(Problem details): Return the lines where the word "pupil" occurs.

(Data excerpts):

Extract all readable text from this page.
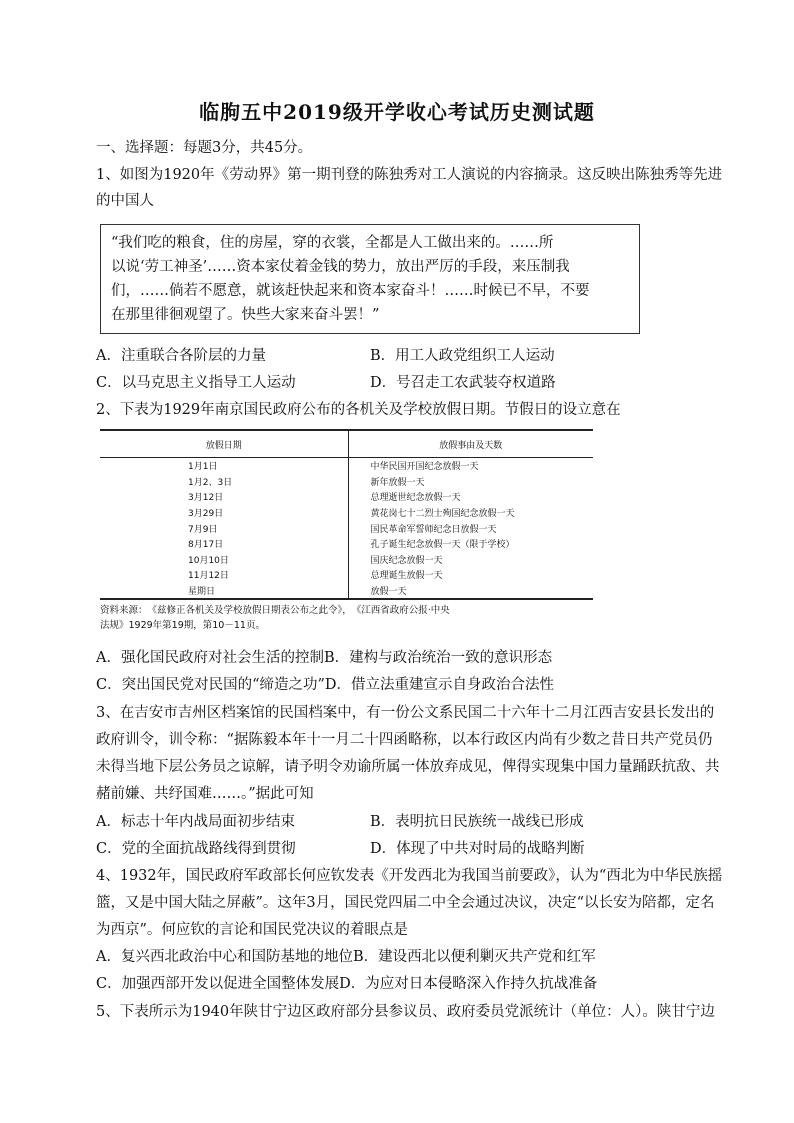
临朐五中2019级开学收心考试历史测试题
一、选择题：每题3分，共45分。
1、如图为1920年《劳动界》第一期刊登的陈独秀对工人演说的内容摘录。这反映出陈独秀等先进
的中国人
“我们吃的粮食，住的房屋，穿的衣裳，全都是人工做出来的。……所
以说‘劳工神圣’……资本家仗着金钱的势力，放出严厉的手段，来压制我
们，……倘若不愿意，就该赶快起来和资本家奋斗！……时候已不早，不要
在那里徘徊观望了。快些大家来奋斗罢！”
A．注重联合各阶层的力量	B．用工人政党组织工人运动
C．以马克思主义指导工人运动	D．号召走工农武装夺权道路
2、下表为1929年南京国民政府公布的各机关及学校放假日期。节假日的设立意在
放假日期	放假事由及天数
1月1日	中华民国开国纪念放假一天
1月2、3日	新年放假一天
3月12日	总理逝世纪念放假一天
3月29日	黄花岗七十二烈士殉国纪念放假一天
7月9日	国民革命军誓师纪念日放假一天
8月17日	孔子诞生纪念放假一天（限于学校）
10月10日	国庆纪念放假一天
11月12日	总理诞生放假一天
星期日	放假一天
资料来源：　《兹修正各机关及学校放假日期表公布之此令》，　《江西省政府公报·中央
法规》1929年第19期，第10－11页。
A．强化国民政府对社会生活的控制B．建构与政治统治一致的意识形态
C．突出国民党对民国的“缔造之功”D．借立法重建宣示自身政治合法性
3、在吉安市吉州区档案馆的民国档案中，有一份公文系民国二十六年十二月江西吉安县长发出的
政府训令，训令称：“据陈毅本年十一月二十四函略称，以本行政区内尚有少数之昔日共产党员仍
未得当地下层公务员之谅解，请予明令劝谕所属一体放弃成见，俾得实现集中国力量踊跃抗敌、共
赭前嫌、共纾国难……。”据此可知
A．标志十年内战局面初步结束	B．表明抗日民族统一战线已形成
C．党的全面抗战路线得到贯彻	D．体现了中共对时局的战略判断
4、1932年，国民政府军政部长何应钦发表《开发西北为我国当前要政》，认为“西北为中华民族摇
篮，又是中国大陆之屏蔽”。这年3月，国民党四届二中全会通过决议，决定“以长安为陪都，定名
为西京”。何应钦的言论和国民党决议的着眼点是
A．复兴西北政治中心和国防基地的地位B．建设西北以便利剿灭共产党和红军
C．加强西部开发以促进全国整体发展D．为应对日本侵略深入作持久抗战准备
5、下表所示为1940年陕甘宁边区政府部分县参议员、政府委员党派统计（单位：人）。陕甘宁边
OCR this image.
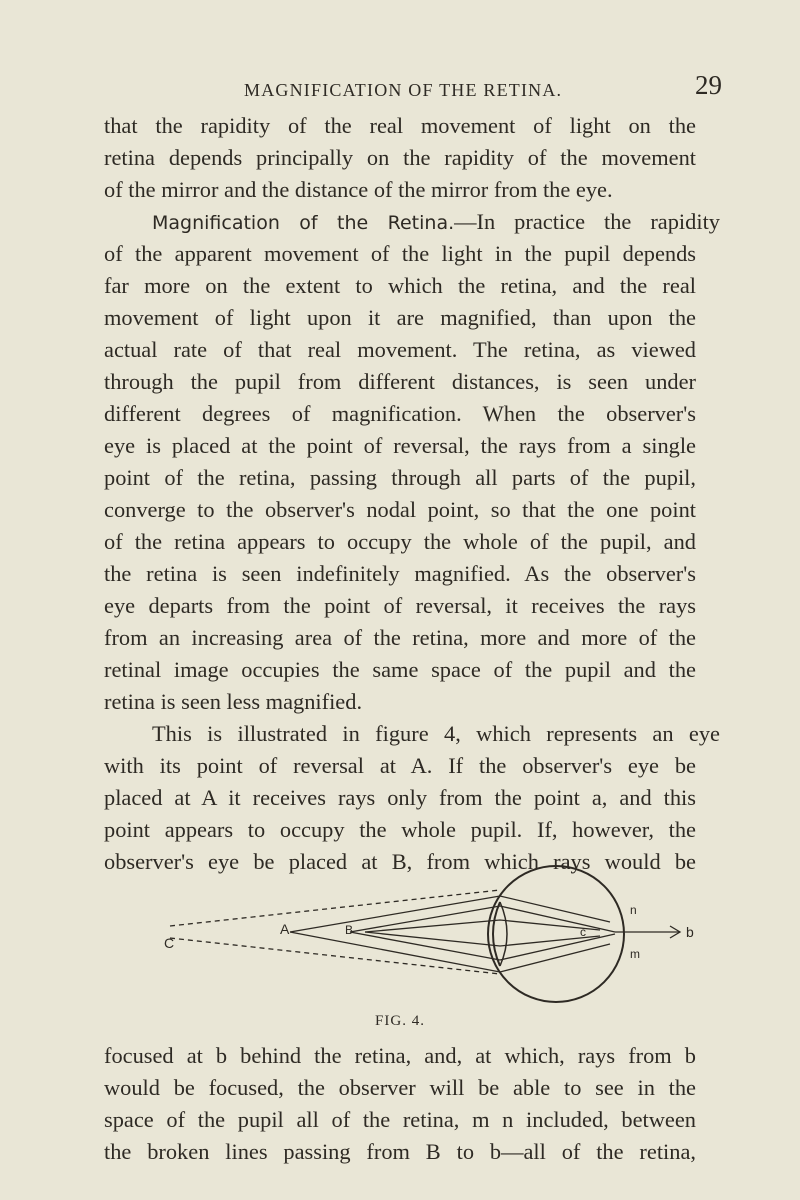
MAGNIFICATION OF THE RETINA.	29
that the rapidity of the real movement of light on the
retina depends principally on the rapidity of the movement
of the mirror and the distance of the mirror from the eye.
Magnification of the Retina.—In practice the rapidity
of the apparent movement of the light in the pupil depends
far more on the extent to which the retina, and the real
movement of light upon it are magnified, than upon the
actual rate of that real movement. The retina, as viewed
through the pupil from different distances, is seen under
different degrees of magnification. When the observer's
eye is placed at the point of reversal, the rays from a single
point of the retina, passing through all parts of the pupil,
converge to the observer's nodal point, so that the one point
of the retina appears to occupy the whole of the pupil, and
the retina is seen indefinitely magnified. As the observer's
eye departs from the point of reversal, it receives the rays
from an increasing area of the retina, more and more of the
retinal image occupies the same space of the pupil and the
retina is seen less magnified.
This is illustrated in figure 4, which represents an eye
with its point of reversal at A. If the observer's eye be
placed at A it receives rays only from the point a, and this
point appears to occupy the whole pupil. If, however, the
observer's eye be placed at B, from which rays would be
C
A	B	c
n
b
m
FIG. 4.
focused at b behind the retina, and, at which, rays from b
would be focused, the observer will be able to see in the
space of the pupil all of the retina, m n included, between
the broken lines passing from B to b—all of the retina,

...

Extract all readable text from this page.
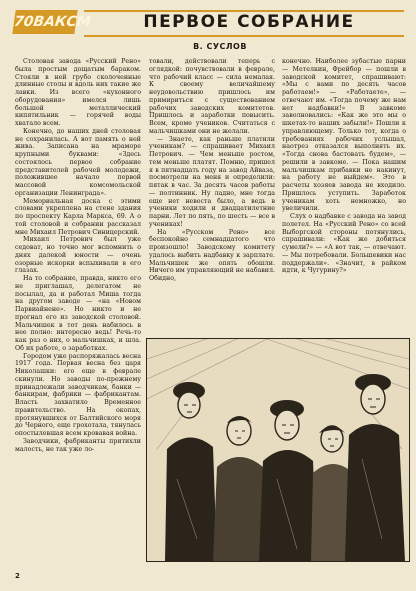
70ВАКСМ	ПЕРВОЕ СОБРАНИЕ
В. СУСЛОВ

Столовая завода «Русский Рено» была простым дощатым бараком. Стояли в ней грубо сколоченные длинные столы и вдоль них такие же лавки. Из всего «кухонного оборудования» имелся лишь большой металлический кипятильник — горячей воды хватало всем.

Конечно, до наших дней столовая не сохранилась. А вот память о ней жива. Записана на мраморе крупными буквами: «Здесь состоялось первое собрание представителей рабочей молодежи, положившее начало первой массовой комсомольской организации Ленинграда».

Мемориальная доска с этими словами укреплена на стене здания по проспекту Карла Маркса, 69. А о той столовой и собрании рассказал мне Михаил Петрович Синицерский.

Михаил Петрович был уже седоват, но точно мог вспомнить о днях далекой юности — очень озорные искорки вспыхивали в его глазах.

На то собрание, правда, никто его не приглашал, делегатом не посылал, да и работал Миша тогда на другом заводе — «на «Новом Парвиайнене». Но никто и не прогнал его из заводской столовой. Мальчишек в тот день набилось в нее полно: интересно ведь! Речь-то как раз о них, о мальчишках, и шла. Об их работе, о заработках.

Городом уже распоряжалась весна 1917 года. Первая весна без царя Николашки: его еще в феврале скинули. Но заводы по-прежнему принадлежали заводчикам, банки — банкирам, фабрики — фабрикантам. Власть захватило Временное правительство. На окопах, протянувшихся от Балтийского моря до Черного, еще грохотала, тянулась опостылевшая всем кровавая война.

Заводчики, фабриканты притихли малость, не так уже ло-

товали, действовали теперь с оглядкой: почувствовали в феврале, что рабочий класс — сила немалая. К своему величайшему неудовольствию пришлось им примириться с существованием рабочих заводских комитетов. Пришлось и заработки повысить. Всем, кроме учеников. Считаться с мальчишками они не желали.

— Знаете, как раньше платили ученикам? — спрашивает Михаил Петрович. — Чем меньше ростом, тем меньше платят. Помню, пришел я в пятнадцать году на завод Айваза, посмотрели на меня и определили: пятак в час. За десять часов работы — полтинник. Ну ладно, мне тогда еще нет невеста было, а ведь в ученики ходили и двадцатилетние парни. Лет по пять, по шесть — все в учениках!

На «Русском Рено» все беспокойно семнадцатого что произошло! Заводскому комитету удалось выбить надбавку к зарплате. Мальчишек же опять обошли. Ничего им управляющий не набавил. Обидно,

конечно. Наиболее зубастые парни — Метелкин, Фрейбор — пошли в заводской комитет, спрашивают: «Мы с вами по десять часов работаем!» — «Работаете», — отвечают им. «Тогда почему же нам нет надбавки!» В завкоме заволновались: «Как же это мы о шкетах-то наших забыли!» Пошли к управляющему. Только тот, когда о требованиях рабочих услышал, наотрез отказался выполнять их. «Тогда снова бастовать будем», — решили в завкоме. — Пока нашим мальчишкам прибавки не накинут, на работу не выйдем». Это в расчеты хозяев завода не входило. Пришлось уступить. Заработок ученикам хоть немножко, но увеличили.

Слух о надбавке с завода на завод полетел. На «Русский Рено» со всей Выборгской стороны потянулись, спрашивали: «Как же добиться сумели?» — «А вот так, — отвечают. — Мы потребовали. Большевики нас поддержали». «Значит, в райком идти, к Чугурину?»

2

(Solution for this problem):
of the apparent movement of the light in the pupil depends
through the pupil from different distances, is seen under
point of the retina, passing through all parts of the pupil,
of the retina appears to occupy the whole of the pupil, and
retinal image occupies the same space of the pupil and the
point appears to occupy the whole pupil. If, however, the
space of the pupil all of the retina, m n included, between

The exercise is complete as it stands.